» TEXT FOR ANALYSIS
###

The mechanism of the formation of enantiotropic polymorphs of carisbamate in solution crystallization

Abstract

The nucleation kinetics, as a function of supersaturation level, was studied for carisbamate, a polymorphic crystalline compound, in methanol, ethanol, 2-propanol and water. The induction times in nucleation kinetics varied markedly with respect to relative supersaturation in the range 1.3–2.3. At the same relative supersaturation, the induction time for carisbamate in methanol is the shortest, increasing in order from ethanol, 2-propanol, and then water. The interfacial tensions γ between carisbamate and methanol, ethanol, 2-propanol, and water were estimated from their induction times based on nucleation theory and were found to be about 3.6, 4.1, 4.5, and 5.7 mJ/m 2, respectively. These values were of same order of magnitude as those obtained from solubility data. The equation that displays the influence of interfacial tension, supersaturation and temperature on crystallization kinetics was derived, and found to be consistent with experimental observations. The mechanism of enantiotropic polymorphism for carisbamate in the solvents is illustrated. Using interfacial tension values determined for single solvents, the polymorphic form resulting from crystallization in mixed and pure solvent systems could be predicted with good accuracy.

###

» DIRECTIONS FOR THIS TASK
List every solvent in which the carisbamate abstract says nucleation kinetics were studied, giving each solvent's estimated interfacial tension with carisbamate. None of the data is needed here.

» MATERIAL PROVIDED
###

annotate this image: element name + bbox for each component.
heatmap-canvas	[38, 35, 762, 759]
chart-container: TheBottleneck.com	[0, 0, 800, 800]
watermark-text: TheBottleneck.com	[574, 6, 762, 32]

###

» RESPONSE TO THE TASK
- Methanol: about 3.6 mJ/m²
- Ethanol: about 4.1 mJ/m²
- 2-propanol: about 4.5 mJ/m²
- Water: about 5.7 mJ/m²